Given task:
Only the number is wanted: how many lines hold the word "μετὰ"?

Records provided:
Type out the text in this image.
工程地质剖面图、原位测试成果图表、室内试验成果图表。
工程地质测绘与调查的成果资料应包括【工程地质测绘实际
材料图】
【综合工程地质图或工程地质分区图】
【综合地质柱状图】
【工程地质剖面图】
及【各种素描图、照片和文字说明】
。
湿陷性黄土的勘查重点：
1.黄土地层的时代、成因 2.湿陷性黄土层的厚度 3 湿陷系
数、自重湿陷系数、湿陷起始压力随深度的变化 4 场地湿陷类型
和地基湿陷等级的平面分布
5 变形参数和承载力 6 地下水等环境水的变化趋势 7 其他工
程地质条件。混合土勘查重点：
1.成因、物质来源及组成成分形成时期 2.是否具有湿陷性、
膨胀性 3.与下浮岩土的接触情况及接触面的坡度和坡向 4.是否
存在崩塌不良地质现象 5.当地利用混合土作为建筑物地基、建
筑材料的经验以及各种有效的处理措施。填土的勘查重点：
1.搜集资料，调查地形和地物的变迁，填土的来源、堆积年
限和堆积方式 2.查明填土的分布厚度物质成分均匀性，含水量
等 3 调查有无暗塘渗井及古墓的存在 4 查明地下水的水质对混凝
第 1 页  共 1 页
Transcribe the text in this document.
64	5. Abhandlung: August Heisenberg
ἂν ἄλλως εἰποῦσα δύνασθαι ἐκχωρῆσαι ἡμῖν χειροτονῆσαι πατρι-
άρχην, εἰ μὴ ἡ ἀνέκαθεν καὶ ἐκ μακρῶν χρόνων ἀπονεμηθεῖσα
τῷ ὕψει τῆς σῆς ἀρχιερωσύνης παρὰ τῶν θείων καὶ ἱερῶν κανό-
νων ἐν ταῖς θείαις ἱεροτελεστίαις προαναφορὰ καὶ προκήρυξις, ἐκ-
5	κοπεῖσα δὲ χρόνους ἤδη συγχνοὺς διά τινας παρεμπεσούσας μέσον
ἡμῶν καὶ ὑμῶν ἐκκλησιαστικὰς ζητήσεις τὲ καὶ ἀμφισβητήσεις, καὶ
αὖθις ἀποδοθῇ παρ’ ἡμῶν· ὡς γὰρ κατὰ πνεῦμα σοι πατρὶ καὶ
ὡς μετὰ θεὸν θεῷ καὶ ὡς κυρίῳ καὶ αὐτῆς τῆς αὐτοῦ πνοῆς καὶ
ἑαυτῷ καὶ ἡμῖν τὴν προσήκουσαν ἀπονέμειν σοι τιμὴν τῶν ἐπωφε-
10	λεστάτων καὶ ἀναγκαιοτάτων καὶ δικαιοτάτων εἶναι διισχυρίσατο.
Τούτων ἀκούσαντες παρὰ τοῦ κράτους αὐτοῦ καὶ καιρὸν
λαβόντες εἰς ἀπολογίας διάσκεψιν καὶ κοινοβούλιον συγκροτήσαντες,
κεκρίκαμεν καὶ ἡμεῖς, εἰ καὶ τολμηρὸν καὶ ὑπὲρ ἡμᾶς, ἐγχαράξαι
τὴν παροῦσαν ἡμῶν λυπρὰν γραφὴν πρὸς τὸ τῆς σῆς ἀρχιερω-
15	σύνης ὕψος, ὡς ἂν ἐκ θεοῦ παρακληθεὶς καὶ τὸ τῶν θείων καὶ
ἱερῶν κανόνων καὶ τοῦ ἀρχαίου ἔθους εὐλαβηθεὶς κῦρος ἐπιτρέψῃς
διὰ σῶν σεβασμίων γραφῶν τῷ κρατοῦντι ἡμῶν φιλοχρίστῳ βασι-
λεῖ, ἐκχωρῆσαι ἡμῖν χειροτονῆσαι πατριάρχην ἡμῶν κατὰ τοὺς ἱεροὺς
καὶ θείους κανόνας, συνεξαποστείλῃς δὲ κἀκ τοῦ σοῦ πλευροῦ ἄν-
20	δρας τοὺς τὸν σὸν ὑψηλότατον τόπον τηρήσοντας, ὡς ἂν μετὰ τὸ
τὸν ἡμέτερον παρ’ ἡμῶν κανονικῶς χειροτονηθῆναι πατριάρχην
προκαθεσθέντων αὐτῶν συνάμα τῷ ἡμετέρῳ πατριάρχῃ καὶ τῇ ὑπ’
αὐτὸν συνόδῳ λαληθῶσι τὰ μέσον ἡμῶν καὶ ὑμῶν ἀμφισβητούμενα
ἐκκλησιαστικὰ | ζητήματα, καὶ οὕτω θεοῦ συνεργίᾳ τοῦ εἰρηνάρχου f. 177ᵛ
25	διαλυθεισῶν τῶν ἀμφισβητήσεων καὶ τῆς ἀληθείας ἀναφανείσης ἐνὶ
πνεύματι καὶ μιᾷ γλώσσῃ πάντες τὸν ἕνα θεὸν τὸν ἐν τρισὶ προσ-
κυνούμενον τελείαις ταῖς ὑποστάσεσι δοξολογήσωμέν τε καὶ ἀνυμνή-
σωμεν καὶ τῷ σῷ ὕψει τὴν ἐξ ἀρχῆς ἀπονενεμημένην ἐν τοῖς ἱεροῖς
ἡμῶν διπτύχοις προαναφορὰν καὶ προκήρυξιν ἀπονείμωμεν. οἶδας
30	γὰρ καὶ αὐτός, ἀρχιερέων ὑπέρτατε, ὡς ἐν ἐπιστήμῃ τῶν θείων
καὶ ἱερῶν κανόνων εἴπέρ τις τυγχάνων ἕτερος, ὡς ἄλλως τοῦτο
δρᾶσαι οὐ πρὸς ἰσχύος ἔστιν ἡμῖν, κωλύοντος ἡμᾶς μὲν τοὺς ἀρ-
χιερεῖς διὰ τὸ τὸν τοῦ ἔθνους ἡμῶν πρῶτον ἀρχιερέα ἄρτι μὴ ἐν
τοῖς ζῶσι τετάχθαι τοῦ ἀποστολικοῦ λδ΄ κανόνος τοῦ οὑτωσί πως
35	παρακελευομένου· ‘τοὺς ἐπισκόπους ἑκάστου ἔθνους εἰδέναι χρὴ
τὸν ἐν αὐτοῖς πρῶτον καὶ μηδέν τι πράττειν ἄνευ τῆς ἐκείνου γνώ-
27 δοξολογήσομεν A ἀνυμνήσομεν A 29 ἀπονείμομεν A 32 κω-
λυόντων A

Task output:
2